------ EXCERPTED DATA ------
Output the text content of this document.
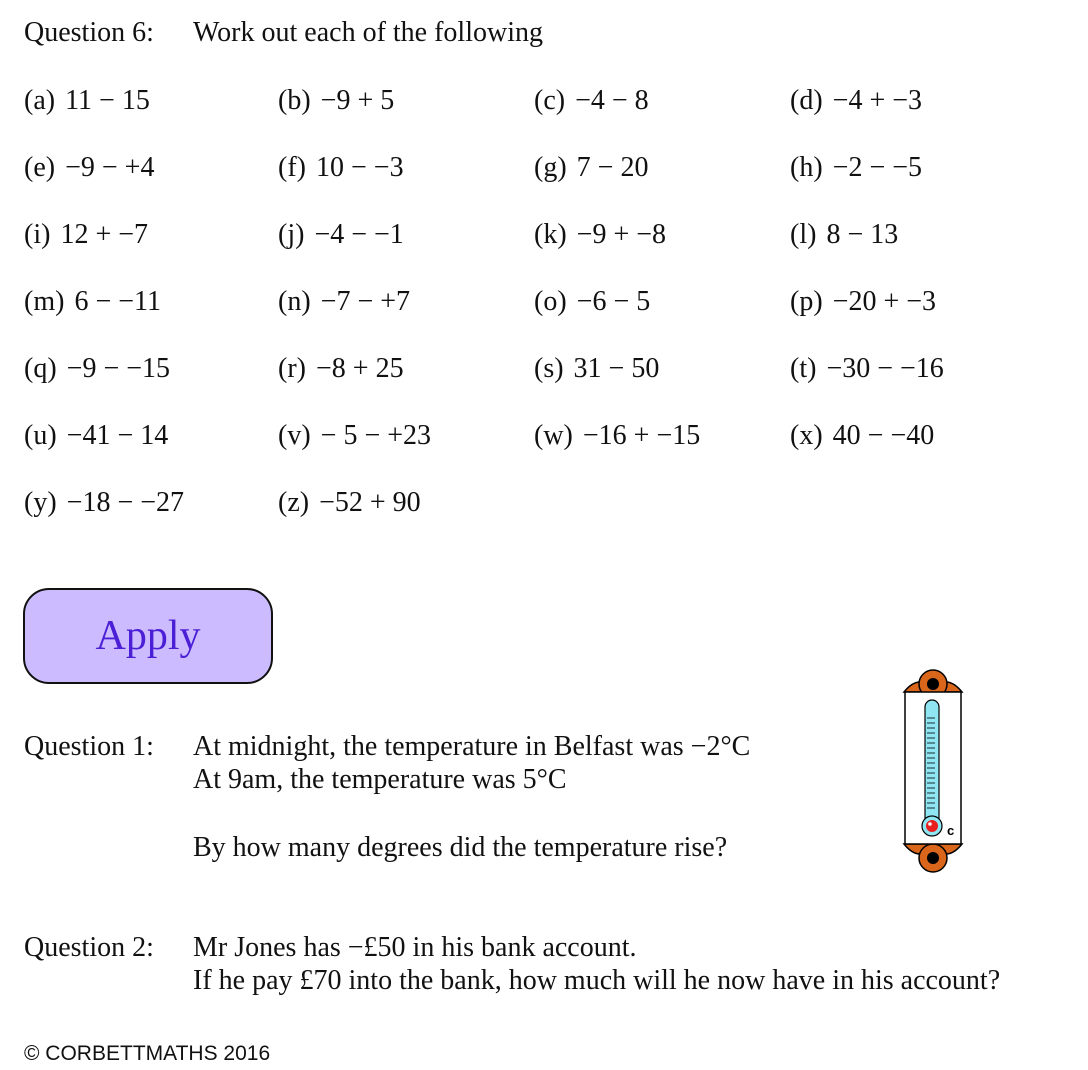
Question 6: Work out each of the following
(a) 11 − 15	(b) −9 + 5	(c) −4 − 8	(d) −4 + −3
(e) −9 − +4	(f) 10 − −3	(g) 7 − 20	(h) −2 − −5
(i) 12 + −7	(j) −4 − −1	(k) −9 + −8	(l) 8 − 13
(m) 6 − −11	(n) −7 − +7	(o) −6 − 5	(p) −20 + −3
(q) −9 − −15	(r) −8 + 25	(s) 31 − 50	(t) −30 − −16
(u) −41 − 14	(v) − 5 − +23	(w) −16 + −15	(x) 40 − −40
(y) −18 − −27	(z) −52 + 90
Apply
Question 1: At midnight, the temperature in Belfast was −2°C
At 9am, the temperature was 5°C
By how many degrees did the temperature rise?
c
Question 2: Mr Jones has −£50 in his bank account.
If he pay £70 into the bank, how much will he now have in his account?
© CORBETTMATHS 2016
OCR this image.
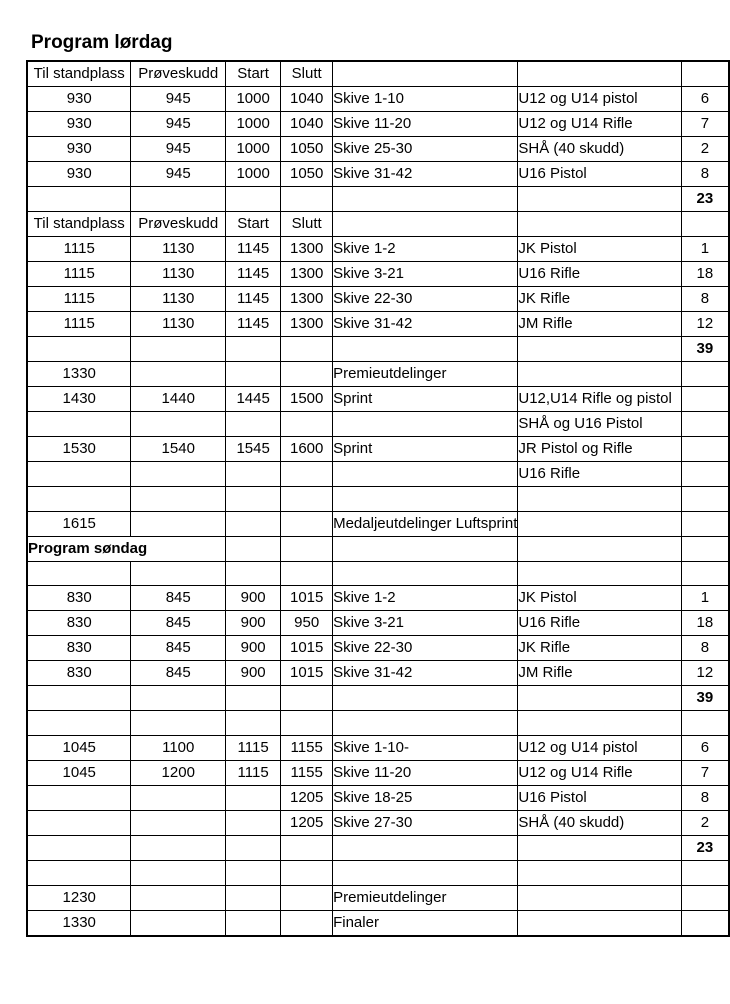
Program lørdag
Til standplass	Prøveskudd	Start	Slutt			
930	945	1000	1040	Skive 1-10	U12 og U14 pistol	6
930	945	1000	1040	Skive 11-20	U12 og U14 Rifle	7
930	945	1000	1050	Skive 25-30	SHÅ (40 skudd)	2
930	945	1000	1050	Skive 31-42	U16 Pistol	8
						23
Til standplass	Prøveskudd	Start	Slutt			
1115	1130	1145	1300	Skive 1-2	JK Pistol	1
1115	1130	1145	1300	Skive 3-21	U16 Rifle	18
1115	1130	1145	1300	Skive 22-30	JK Rifle	8
1115	1130	1145	1300	Skive 31-42	JM Rifle	12
						39
1330				Premieutdelinger		
1430	1440	1445	1500	Sprint	U12,U14 Rifle og pistol	
					SHÅ og U16 Pistol	
1530	1540	1545	1600	Sprint	JR Pistol og Rifle	
					U16 Rifle	

1615				Medaljeutdelinger Luftsprint		
Program søndag						

830	845	900	1015	Skive 1-2	JK Pistol	1
830	845	900	950	Skive 3-21	U16 Rifle	18
830	845	900	1015	Skive 22-30	JK Rifle	8
830	845	900	1015	Skive 31-42	JM Rifle	12
						39

1045	1100	1115	1155	Skive 1-10-	U12 og U14 pistol	6
1045	1200	1115	1155	Skive 11-20	U12 og U14 Rifle	7
			1205	Skive 18-25	U16 Pistol	8
			1205	Skive 27-30	SHÅ (40 skudd)	2
						23

1230				Premieutdelinger		
1330				Finaler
------
## SET PROBLEM
Scan the records above and report how many lines include the word "account", without any other text.

## TASK RESULT
2